### TASK OBJECTIVE
Copy every line of the records below where the word "normal" occurs.

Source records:

**********

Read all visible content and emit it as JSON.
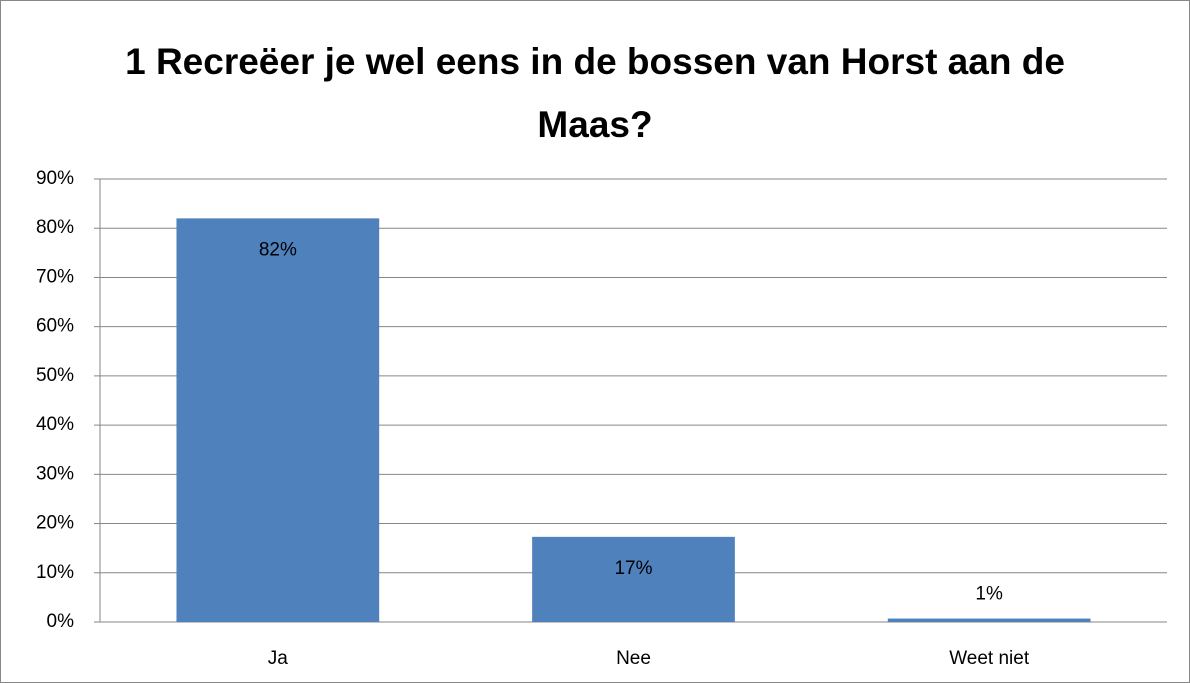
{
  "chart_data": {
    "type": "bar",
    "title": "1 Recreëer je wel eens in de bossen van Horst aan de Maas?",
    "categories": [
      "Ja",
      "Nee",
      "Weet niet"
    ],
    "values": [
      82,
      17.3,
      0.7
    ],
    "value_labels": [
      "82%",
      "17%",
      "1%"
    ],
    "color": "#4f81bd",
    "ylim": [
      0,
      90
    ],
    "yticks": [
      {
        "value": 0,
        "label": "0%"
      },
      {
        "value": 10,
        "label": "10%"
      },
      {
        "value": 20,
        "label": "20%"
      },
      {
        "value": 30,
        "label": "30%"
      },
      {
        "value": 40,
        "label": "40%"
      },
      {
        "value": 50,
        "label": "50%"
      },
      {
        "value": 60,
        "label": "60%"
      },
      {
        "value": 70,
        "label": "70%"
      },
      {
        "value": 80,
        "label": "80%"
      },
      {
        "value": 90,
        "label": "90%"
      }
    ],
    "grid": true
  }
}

**********

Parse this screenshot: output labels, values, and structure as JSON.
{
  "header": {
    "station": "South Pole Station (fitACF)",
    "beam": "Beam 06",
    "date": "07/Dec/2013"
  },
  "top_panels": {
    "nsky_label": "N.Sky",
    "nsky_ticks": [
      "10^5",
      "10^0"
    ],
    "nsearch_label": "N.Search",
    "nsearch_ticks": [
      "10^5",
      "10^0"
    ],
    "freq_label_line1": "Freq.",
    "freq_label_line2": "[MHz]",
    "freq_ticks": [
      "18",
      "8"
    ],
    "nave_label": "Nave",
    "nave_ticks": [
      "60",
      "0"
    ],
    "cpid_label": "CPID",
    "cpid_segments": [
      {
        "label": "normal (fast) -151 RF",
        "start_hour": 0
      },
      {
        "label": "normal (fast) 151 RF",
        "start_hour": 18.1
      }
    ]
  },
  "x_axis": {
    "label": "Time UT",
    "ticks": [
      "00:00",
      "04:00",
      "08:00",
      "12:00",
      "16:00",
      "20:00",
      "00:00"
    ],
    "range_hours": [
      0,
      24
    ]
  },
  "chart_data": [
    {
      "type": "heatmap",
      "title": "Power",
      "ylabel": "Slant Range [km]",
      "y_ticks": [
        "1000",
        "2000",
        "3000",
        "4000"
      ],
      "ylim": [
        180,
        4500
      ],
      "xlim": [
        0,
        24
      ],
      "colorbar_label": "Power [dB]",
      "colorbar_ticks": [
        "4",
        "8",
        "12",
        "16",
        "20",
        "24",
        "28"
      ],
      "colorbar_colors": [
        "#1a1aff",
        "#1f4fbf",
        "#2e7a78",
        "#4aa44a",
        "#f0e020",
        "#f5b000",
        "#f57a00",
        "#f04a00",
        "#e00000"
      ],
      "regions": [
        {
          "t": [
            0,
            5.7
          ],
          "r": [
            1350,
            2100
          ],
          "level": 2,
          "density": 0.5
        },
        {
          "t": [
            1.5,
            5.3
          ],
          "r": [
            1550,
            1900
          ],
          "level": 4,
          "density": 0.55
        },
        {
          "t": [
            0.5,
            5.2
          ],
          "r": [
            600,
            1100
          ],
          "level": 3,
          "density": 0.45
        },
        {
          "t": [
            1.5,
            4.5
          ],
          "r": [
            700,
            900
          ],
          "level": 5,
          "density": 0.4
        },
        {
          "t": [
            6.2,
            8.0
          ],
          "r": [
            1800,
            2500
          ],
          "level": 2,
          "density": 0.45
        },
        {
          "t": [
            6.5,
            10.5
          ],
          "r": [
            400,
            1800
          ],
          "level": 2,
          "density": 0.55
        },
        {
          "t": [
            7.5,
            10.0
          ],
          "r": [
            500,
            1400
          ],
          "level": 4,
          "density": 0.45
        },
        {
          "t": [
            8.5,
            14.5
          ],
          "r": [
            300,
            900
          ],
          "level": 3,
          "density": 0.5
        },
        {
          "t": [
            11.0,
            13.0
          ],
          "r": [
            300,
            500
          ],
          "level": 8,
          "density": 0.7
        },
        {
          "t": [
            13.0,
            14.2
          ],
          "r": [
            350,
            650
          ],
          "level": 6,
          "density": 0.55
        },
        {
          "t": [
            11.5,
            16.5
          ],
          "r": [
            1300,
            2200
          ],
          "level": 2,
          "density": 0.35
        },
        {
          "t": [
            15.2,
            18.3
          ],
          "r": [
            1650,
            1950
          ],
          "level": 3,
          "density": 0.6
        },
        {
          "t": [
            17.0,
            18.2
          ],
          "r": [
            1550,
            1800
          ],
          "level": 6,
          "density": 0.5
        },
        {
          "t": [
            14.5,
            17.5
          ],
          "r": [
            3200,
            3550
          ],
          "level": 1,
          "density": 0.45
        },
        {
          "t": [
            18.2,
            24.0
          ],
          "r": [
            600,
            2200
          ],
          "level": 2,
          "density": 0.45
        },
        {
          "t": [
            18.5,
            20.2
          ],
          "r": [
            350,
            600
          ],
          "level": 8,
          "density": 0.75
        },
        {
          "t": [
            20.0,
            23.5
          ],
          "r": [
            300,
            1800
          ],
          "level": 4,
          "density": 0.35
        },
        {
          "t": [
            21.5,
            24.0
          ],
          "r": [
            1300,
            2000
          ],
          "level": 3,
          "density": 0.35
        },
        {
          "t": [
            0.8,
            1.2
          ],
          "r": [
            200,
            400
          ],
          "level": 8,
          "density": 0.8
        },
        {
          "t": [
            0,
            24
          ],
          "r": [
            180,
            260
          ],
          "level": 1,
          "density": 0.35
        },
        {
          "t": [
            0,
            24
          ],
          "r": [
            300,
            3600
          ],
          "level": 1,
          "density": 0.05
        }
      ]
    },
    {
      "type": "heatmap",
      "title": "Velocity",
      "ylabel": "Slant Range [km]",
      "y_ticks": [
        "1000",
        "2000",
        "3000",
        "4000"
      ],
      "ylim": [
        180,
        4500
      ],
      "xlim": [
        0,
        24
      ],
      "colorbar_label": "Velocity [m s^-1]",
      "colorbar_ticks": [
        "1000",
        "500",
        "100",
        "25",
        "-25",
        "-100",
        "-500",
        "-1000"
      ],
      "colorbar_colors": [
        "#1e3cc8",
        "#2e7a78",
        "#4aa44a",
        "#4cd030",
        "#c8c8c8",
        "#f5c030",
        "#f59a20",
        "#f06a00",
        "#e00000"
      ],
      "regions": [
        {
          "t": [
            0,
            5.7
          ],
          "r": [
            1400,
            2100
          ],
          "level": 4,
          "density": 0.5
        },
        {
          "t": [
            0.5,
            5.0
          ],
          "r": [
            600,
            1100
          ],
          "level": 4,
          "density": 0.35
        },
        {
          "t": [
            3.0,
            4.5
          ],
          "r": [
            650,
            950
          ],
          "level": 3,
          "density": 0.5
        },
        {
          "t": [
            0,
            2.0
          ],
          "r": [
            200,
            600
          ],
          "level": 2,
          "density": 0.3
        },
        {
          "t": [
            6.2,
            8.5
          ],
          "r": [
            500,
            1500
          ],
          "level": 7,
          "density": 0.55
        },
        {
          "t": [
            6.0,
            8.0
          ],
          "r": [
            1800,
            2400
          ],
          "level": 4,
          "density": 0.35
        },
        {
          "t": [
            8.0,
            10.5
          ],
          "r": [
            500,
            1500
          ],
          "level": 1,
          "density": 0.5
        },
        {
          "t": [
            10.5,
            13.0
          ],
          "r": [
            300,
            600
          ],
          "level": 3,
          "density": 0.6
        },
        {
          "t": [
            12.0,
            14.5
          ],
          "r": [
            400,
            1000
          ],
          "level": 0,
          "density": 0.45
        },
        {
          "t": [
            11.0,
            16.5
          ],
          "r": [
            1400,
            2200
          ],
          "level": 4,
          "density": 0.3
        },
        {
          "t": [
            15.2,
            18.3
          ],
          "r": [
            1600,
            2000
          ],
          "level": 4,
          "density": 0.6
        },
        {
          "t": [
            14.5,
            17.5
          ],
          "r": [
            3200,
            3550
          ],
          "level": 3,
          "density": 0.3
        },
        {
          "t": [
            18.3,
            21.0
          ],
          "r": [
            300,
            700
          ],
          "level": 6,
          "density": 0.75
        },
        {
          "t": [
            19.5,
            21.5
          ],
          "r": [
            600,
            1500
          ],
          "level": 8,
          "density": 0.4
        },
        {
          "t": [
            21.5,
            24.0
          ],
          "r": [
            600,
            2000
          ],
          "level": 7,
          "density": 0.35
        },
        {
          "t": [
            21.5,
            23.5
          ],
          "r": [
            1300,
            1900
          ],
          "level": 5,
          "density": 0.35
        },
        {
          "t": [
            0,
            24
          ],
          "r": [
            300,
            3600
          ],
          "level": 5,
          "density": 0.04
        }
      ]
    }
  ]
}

**********

### THE RESPONSE
        "label": "normal (fast) -151 RF",
        "label": "normal (fast) 151 RF",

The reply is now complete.